START Information shown
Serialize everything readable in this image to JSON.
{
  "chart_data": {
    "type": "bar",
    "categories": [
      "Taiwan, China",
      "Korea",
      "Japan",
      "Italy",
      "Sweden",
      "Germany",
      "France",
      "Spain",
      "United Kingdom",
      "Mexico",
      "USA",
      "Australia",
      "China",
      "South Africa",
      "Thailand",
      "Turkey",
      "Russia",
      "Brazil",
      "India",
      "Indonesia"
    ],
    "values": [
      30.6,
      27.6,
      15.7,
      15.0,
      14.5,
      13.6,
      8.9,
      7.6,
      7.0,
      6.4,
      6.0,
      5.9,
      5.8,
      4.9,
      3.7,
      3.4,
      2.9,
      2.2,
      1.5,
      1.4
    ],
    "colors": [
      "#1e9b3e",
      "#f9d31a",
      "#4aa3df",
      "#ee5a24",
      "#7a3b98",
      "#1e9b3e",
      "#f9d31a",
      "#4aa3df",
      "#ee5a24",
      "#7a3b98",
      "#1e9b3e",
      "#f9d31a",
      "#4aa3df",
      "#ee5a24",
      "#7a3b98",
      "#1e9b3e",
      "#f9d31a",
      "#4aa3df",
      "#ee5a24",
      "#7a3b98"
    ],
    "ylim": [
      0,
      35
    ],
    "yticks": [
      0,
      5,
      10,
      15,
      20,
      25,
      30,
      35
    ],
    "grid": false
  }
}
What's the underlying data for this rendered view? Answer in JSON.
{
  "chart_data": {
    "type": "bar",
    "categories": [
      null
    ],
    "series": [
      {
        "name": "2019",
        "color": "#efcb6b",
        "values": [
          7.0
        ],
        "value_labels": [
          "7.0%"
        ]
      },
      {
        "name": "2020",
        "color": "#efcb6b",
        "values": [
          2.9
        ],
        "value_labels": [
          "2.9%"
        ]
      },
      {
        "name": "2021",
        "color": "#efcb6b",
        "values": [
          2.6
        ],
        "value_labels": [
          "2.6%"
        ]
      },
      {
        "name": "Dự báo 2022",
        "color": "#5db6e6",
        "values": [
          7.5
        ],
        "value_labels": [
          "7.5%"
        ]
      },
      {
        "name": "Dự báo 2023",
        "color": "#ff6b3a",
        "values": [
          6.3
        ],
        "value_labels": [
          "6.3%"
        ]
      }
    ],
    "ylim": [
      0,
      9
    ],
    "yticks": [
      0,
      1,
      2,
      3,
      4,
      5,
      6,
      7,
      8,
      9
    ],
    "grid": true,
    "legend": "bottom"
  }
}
END Information shown
■ What you will do
Your task is to give the records above again, exactly.

■ Finished answer
Serialize everything readable in this image to JSON.
{
  "chart_data": {
    "type": "bar",
    "categories": [
      "Taiwan, China",
      "Korea",
      "Japan",
      "Italy",
      "Sweden",
      "Germany",
      "France",
      "Spain",
      "United Kingdom",
      "Mexico",
      "USA",
      "Australia",
      "China",
      "South Africa",
      "Thailand",
      "Turkey",
      "Russia",
      "Brazil",
      "India",
      "Indonesia"
    ],
    "values": [
      30.6,
      27.6,
      15.7,
      15.0,
      14.5,
      13.6,
      8.9,
      7.6,
      7.0,
      6.4,
      6.0,
      5.9,
      5.8,
      4.9,
      3.7,
      3.4,
      2.9,
      2.2,
      1.5,
      1.4
    ],
    "colors": [
      "#1e9b3e",
      "#f9d31a",
      "#4aa3df",
      "#ee5a24",
      "#7a3b98",
      "#1e9b3e",
      "#f9d31a",
      "#4aa3df",
      "#ee5a24",
      "#7a3b98",
      "#1e9b3e",
      "#f9d31a",
      "#4aa3df",
      "#ee5a24",
      "#7a3b98",
      "#1e9b3e",
      "#f9d31a",
      "#4aa3df",
      "#ee5a24",
      "#7a3b98"
    ],
    "ylim": [
      0,
      35
    ],
    "yticks": [
      0,
      5,
      10,
      15,
      20,
      25,
      30,
      35
    ],
    "grid": false
  }
}
What's the underlying data for this rendered view? Answer in JSON.
{
  "chart_data": {
    "type": "bar",
    "categories": [
      null
    ],
    "series": [
      {
        "name": "2019",
        "color": "#efcb6b",
        "values": [
          7.0
        ],
        "value_labels": [
          "7.0%"
        ]
      },
      {
        "name": "2020",
        "color": "#efcb6b",
        "values": [
          2.9
        ],
        "value_labels": [
          "2.9%"
        ]
      },
      {
        "name": "2021",
        "color": "#efcb6b",
        "values": [
          2.6
        ],
        "value_labels": [
          "2.6%"
        ]
      },
      {
        "name": "Dự báo 2022",
        "color": "#5db6e6",
        "values": [
          7.5
        ],
        "value_labels": [
          "7.5%"
        ]
      },
      {
        "name": "Dự báo 2023",
        "color": "#ff6b3a",
        "values": [
          6.3
        ],
        "value_labels": [
          "6.3%"
        ]
      }
    ],
    "ylim": [
      0,
      9
    ],
    "yticks": [
      0,
      1,
      2,
      3,
      4,
      5,
      6,
      7,
      8,
      9
    ],
    "grid": true,
    "legend": "bottom"
  }
}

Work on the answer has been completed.